**Exercise instructions**
Print every item below exactly as it appears, line by line, but omit the pictures.

Layout annotation data:

***

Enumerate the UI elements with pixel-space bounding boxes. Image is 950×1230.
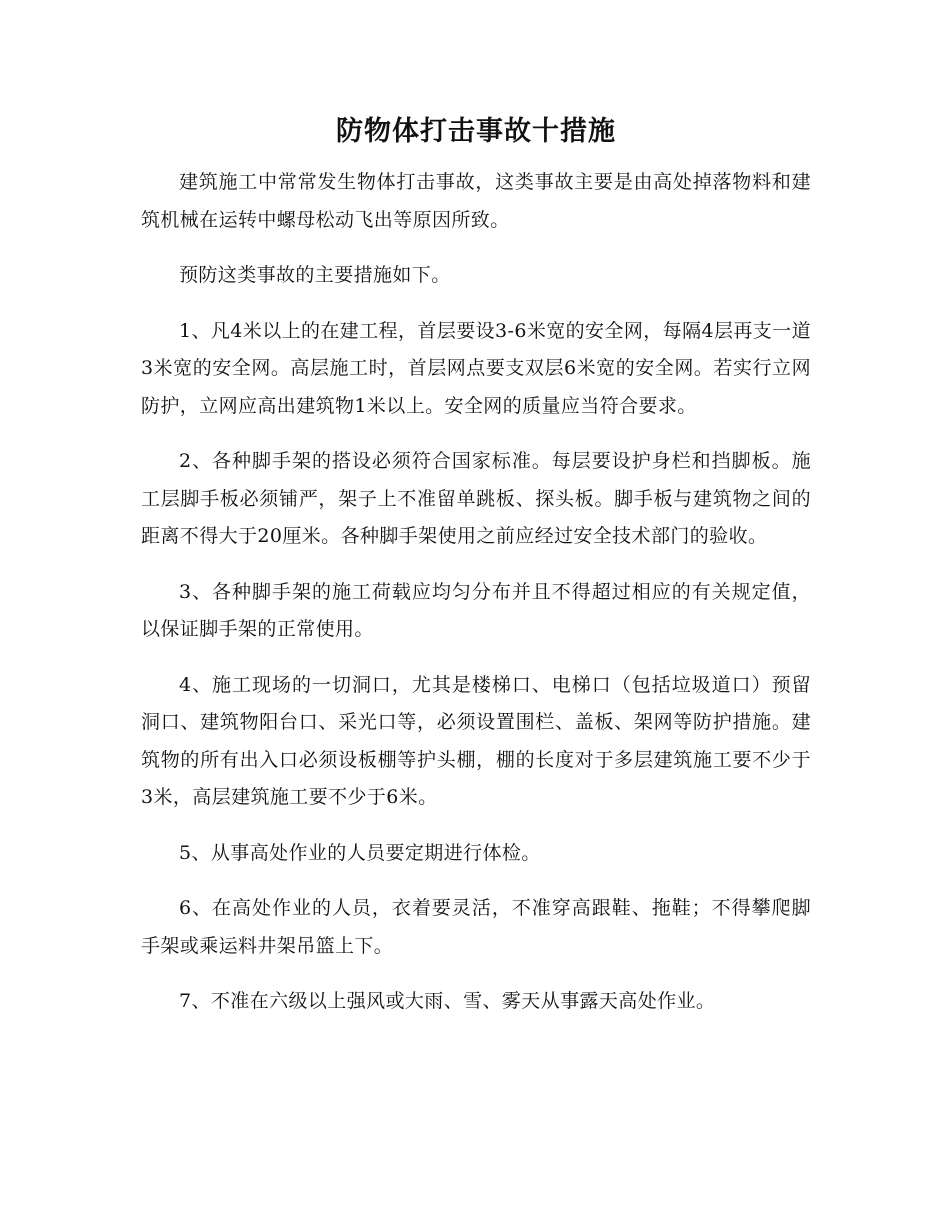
- measure-3-paragraph: 3、各种脚手架的施工荷载应均匀分布并且不得超过相应的有关规定值，以保证脚手架的正常使用。: [141, 580, 811, 640]
- measure-2-paragraph: 2、各种脚手架的搭设必须符合国家标准。每层要设护身栏和挡脚板。施工层脚手板必须铺严，架子上不准留单跳板、探头板。脚手板与建筑物之间的距离不得大于20厘米。各种脚手架使用之前应经过安全技术部门的验收。: [141, 450, 811, 547]
- measure-7-paragraph: 7、不准在六级以上强风或大雨、雪、雾天从事露天高处作业。: [179, 990, 716, 1012]
- document-title: 防物体打击事故十措施: [336, 116, 616, 147]
- measure-4-paragraph: 4、施工现场的一切洞口，尤其是楼梯口、电梯口（包括垃圾道口）预留洞口、建筑物阳台口、采光口等，必须设置围栏、盖板、架网等防护措施。建筑物的所有出入口必须设板棚等护头棚，棚的长度对于多层建筑施工要不少于3米，高层建筑施工要不少于6米。: [141, 673, 811, 808]
- intro-paragraph: 建筑施工中常常发生物体打击事故，这类事故主要是由高处掉落物料和建筑机械在运转中螺母松动飞出等原因所致。: [141, 171, 811, 231]
- measure-1-paragraph: 1、凡4米以上的在建工程，首层要设3-6米宽的安全网，每隔4层再支一道3米宽的安全网。高层施工时，首层网点要支双层6米宽的安全网。若实行立网防护，立网应高出建筑物1米以上。安全网的质量应当符合要求。: [141, 319, 811, 417]
- document-body: [141, 110, 811, 1039]
- measures-intro-paragraph: 预防这类事故的主要措施如下。: [179, 264, 451, 286]
- measure-5-paragraph: 5、从事高处作业的人员要定期进行体检。: [179, 841, 541, 864]
- measure-6-paragraph: 6、在高处作业的人员，衣着要灵活，不准穿高跟鞋、拖鞋；不得攀爬脚手架或乘运料井架吊篮上下。: [141, 897, 811, 957]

***

**The completed task**
Enumerate the UI elements with pixel-space bounding boxes. Image is 950×1230.
- measure-3-paragraph: 3、各种脚手架的施工荷载应均匀分布并且不得超过相应的有关规定值，以保证脚手架的正常使用。: [141, 580, 811, 640]
- measure-2-paragraph: 2、各种脚手架的搭设必须符合国家标准。每层要设护身栏和挡脚板。施工层脚手板必须铺严，架子上不准留单跳板、探头板。脚手板与建筑物之间的距离不得大于20厘米。各种脚手架使用之前应经过安全技术部门的验收。: [141, 450, 811, 547]
- measure-7-paragraph: 7、不准在六级以上强风或大雨、雪、雾天从事露天高处作业。: [179, 990, 716, 1012]
- document-title: 防物体打击事故十措施: [336, 116, 616, 147]
- measure-4-paragraph: 4、施工现场的一切洞口，尤其是楼梯口、电梯口（包括垃圾道口）预留洞口、建筑物阳台口、采光口等，必须设置围栏、盖板、架网等防护措施。建筑物的所有出入口必须设板棚等护头棚，棚的长度对于多层建筑施工要不少于3米，高层建筑施工要不少于6米。: [141, 673, 811, 808]
- intro-paragraph: 建筑施工中常常发生物体打击事故，这类事故主要是由高处掉落物料和建筑机械在运转中螺母松动飞出等原因所致。: [141, 171, 811, 231]
- measure-1-paragraph: 1、凡4米以上的在建工程，首层要设3-6米宽的安全网，每隔4层再支一道3米宽的安全网。高层施工时，首层网点要支双层6米宽的安全网。若实行立网防护，立网应高出建筑物1米以上。安全网的质量应当符合要求。: [141, 319, 811, 417]
- document-body: [141, 110, 811, 1039]
- measures-intro-paragraph: 预防这类事故的主要措施如下。: [179, 264, 451, 286]
- measure-5-paragraph: 5、从事高处作业的人员要定期进行体检。: [179, 841, 541, 864]
- measure-6-paragraph: 6、在高处作业的人员，衣着要灵活，不准穿高跟鞋、拖鞋；不得攀爬脚手架或乘运料井架吊篮上下。: [141, 897, 811, 957]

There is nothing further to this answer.